Brief:
Reproduce all of the data word for word.

Extracted entries:
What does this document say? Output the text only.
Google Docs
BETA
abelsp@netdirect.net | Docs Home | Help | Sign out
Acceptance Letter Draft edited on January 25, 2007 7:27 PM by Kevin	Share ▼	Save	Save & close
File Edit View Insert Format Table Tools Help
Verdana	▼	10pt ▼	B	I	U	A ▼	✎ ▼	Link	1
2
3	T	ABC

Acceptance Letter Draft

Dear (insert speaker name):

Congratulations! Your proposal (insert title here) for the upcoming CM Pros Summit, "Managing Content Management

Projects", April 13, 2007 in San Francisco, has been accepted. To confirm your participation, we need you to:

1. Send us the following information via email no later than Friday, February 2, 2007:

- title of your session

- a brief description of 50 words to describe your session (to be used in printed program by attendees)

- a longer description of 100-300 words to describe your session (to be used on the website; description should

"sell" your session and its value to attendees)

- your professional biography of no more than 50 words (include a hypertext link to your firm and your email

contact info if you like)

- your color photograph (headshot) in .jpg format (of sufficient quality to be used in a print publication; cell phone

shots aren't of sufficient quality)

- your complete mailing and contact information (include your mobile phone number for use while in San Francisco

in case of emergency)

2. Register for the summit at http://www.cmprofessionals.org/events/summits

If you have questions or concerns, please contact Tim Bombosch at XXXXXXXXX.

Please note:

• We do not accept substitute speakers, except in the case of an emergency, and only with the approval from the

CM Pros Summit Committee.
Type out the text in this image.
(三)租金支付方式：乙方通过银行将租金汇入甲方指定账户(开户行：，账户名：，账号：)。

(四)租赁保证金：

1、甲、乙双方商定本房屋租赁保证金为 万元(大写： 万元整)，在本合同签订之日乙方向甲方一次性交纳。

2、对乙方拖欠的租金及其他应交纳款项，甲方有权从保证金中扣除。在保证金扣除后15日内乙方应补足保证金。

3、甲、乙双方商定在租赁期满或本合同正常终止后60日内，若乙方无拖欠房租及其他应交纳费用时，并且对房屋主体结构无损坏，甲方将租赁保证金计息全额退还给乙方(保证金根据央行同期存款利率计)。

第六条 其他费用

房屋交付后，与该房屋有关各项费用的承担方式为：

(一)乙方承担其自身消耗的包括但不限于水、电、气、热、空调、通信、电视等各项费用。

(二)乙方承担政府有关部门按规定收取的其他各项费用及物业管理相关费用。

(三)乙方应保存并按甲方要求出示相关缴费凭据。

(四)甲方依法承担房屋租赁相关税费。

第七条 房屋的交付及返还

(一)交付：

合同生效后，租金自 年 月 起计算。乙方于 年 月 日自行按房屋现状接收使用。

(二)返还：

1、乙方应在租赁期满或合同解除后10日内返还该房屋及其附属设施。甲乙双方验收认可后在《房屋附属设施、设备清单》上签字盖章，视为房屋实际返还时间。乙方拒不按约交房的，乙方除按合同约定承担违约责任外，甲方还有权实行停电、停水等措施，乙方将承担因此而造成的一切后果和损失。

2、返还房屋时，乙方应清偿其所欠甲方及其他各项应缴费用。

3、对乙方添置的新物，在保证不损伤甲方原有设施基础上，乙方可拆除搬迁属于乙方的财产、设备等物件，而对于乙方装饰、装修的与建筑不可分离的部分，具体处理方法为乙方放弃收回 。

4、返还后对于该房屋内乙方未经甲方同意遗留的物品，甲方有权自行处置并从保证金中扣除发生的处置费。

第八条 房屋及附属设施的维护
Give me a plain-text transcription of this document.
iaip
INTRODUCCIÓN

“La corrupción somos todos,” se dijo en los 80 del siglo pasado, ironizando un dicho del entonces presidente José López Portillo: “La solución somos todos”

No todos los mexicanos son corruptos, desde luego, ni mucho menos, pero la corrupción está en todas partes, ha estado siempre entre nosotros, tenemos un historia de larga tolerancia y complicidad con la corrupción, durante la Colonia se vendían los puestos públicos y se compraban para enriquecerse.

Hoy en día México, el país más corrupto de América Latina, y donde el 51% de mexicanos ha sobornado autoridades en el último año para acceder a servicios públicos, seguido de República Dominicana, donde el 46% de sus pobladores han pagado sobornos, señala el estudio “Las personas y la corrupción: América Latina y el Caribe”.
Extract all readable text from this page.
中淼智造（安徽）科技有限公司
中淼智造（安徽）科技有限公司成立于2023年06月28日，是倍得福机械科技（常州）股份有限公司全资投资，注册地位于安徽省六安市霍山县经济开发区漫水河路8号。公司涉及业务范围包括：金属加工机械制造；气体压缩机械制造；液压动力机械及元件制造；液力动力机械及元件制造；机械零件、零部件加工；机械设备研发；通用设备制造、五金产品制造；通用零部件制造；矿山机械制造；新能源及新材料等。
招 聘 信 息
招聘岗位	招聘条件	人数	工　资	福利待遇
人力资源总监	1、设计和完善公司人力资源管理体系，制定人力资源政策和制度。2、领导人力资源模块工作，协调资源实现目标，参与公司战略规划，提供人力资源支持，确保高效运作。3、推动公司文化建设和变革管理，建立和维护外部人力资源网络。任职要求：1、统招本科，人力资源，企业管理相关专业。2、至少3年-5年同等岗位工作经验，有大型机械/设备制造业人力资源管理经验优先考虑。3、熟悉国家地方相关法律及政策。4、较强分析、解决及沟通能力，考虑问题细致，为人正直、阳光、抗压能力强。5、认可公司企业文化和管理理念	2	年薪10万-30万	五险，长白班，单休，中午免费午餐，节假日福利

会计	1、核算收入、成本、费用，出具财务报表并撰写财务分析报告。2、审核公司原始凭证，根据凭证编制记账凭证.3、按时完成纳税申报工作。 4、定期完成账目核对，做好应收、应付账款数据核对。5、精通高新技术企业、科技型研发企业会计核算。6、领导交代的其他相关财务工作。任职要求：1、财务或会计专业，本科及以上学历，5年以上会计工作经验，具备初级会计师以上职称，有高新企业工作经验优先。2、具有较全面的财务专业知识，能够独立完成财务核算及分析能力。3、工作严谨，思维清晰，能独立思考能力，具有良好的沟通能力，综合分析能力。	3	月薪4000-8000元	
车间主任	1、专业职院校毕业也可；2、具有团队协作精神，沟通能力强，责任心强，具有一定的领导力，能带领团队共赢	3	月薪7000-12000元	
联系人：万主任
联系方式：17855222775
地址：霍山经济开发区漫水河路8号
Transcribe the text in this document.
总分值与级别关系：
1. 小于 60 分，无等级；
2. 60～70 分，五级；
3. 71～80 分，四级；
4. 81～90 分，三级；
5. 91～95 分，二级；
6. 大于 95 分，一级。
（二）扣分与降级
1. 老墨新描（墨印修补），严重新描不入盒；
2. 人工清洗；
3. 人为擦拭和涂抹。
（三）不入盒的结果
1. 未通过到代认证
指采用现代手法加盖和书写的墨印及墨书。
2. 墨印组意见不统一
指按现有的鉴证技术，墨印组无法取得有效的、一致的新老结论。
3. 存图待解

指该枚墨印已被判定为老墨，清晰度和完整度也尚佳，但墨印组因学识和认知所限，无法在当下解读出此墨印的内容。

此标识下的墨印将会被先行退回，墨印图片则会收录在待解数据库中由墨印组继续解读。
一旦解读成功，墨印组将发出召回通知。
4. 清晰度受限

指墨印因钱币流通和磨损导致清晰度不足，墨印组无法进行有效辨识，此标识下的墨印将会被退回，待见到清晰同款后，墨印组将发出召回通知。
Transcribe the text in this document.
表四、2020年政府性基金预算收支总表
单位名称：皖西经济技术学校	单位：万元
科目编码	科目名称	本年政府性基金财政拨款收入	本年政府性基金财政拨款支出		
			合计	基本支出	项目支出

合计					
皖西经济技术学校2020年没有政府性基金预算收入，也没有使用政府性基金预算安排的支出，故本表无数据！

Complete answer:
What does this document say? Output the text only.
Google Docs
BETA
abelsp@netdirect.net | Docs Home | Help | Sign out
Acceptance Letter Draft edited on January 25, 2007 7:27 PM by Kevin	Share ▼	Save	Save & close
File Edit View Insert Format Table Tools Help
Verdana	▼	10pt ▼	B	I	U	A ▼	✎ ▼	Link	1
2
3	T	ABC

Acceptance Letter Draft

Dear (insert speaker name):

Congratulations! Your proposal (insert title here) for the upcoming CM Pros Summit, "Managing Content Management

Projects", April 13, 2007 in San Francisco, has been accepted. To confirm your participation, we need you to:

1. Send us the following information via email no later than Friday, February 2, 2007:

- title of your session

- a brief description of 50 words to describe your session (to be used in printed program by attendees)

- a longer description of 100-300 words to describe your session (to be used on the website; description should

"sell" your session and its value to attendees)

- your professional biography of no more than 50 words (include a hypertext link to your firm and your email

contact info if you like)

- your color photograph (headshot) in .jpg format (of sufficient quality to be used in a print publication; cell phone

shots aren't of sufficient quality)

- your complete mailing and contact information (include your mobile phone number for use while in San Francisco

in case of emergency)

2. Register for the summit at http://www.cmprofessionals.org/events/summits

If you have questions or concerns, please contact Tim Bombosch at XXXXXXXXX.

Please note:

• We do not accept substitute speakers, except in the case of an emergency, and only with the approval from the

CM Pros Summit Committee.
Type out the text in this image.
(三)租金支付方式：乙方通过银行将租金汇入甲方指定账户(开户行：，账户名：，账号：)。

(四)租赁保证金：

1、甲、乙双方商定本房屋租赁保证金为 万元(大写： 万元整)，在本合同签订之日乙方向甲方一次性交纳。

2、对乙方拖欠的租金及其他应交纳款项，甲方有权从保证金中扣除。在保证金扣除后15日内乙方应补足保证金。

3、甲、乙双方商定在租赁期满或本合同正常终止后60日内，若乙方无拖欠房租及其他应交纳费用时，并且对房屋主体结构无损坏，甲方将租赁保证金计息全额退还给乙方(保证金根据央行同期存款利率计)。

第六条 其他费用

房屋交付后，与该房屋有关各项费用的承担方式为：

(一)乙方承担其自身消耗的包括但不限于水、电、气、热、空调、通信、电视等各项费用。

(二)乙方承担政府有关部门按规定收取的其他各项费用及物业管理相关费用。

(三)乙方应保存并按甲方要求出示相关缴费凭据。

(四)甲方依法承担房屋租赁相关税费。

第七条 房屋的交付及返还

(一)交付：

合同生效后，租金自 年 月 起计算。乙方于 年 月 日自行按房屋现状接收使用。

(二)返还：

1、乙方应在租赁期满或合同解除后10日内返还该房屋及其附属设施。甲乙双方验收认可后在《房屋附属设施、设备清单》上签字盖章，视为房屋实际返还时间。乙方拒不按约交房的，乙方除按合同约定承担违约责任外，甲方还有权实行停电、停水等措施，乙方将承担因此而造成的一切后果和损失。

2、返还房屋时，乙方应清偿其所欠甲方及其他各项应缴费用。

3、对乙方添置的新物，在保证不损伤甲方原有设施基础上，乙方可拆除搬迁属于乙方的财产、设备等物件，而对于乙方装饰、装修的与建筑不可分离的部分，具体处理方法为乙方放弃收回 。

4、返还后对于该房屋内乙方未经甲方同意遗留的物品，甲方有权自行处置并从保证金中扣除发生的处置费。

第八条 房屋及附属设施的维护
Give me a plain-text transcription of this document.
iaip
INTRODUCCIÓN

“La corrupción somos todos,” se dijo en los 80 del siglo pasado, ironizando un dicho del entonces presidente José López Portillo: “La solución somos todos”

No todos los mexicanos son corruptos, desde luego, ni mucho menos, pero la corrupción está en todas partes, ha estado siempre entre nosotros, tenemos un historia de larga tolerancia y complicidad con la corrupción, durante la Colonia se vendían los puestos públicos y se compraban para enriquecerse.

Hoy en día México, el país más corrupto de América Latina, y donde el 51% de mexicanos ha sobornado autoridades en el último año para acceder a servicios públicos, seguido de República Dominicana, donde el 46% de sus pobladores han pagado sobornos, señala el estudio “Las personas y la corrupción: América Latina y el Caribe”.
Extract all readable text from this page.
中淼智造（安徽）科技有限公司
中淼智造（安徽）科技有限公司成立于2023年06月28日，是倍得福机械科技（常州）股份有限公司全资投资，注册地位于安徽省六安市霍山县经济开发区漫水河路8号。公司涉及业务范围包括：金属加工机械制造；气体压缩机械制造；液压动力机械及元件制造；液力动力机械及元件制造；机械零件、零部件加工；机械设备研发；通用设备制造、五金产品制造；通用零部件制造；矿山机械制造；新能源及新材料等。
招 聘 信 息
招聘岗位	招聘条件	人数	工　资	福利待遇
人力资源总监	1、设计和完善公司人力资源管理体系，制定人力资源政策和制度。2、领导人力资源模块工作，协调资源实现目标，参与公司战略规划，提供人力资源支持，确保高效运作。3、推动公司文化建设和变革管理，建立和维护外部人力资源网络。任职要求：1、统招本科，人力资源，企业管理相关专业。2、至少3年-5年同等岗位工作经验，有大型机械/设备制造业人力资源管理经验优先考虑。3、熟悉国家地方相关法律及政策。4、较强分析、解决及沟通能力，考虑问题细致，为人正直、阳光、抗压能力强。5、认可公司企业文化和管理理念	2	年薪10万-30万	五险，长白班，单休，中午免费午餐，节假日福利

会计	1、核算收入、成本、费用，出具财务报表并撰写财务分析报告。2、审核公司原始凭证，根据凭证编制记账凭证.3、按时完成纳税申报工作。 4、定期完成账目核对，做好应收、应付账款数据核对。5、精通高新技术企业、科技型研发企业会计核算。6、领导交代的其他相关财务工作。任职要求：1、财务或会计专业，本科及以上学历，5年以上会计工作经验，具备初级会计师以上职称，有高新企业工作经验优先。2、具有较全面的财务专业知识，能够独立完成财务核算及分析能力。3、工作严谨，思维清晰，能独立思考能力，具有良好的沟通能力，综合分析能力。	3	月薪4000-8000元	
车间主任	1、专业职院校毕业也可；2、具有团队协作精神，沟通能力强，责任心强，具有一定的领导力，能带领团队共赢	3	月薪7000-12000元	
联系人：万主任
联系方式：17855222775
地址：霍山经济开发区漫水河路8号
Transcribe the text in this document.
总分值与级别关系：
1. 小于 60 分，无等级；
2. 60～70 分，五级；
3. 71～80 分，四级；
4. 81～90 分，三级；
5. 91～95 分，二级；
6. 大于 95 分，一级。
（二）扣分与降级
1. 老墨新描（墨印修补），严重新描不入盒；
2. 人工清洗；
3. 人为擦拭和涂抹。
（三）不入盒的结果
1. 未通过到代认证
指采用现代手法加盖和书写的墨印及墨书。
2. 墨印组意见不统一
指按现有的鉴证技术，墨印组无法取得有效的、一致的新老结论。
3. 存图待解

指该枚墨印已被判定为老墨，清晰度和完整度也尚佳，但墨印组因学识和认知所限，无法在当下解读出此墨印的内容。

此标识下的墨印将会被先行退回，墨印图片则会收录在待解数据库中由墨印组继续解读。
一旦解读成功，墨印组将发出召回通知。
4. 清晰度受限

指墨印因钱币流通和磨损导致清晰度不足，墨印组无法进行有效辨识，此标识下的墨印将会被退回，待见到清晰同款后，墨印组将发出召回通知。
Transcribe the text in this document.
表四、2020年政府性基金预算收支总表
单位名称：皖西经济技术学校	单位：万元
科目编码	科目名称	本年政府性基金财政拨款收入	本年政府性基金财政拨款支出		
			合计	基本支出	项目支出

合计					
皖西经济技术学校2020年没有政府性基金预算收入，也没有使用政府性基金预算安排的支出，故本表无数据！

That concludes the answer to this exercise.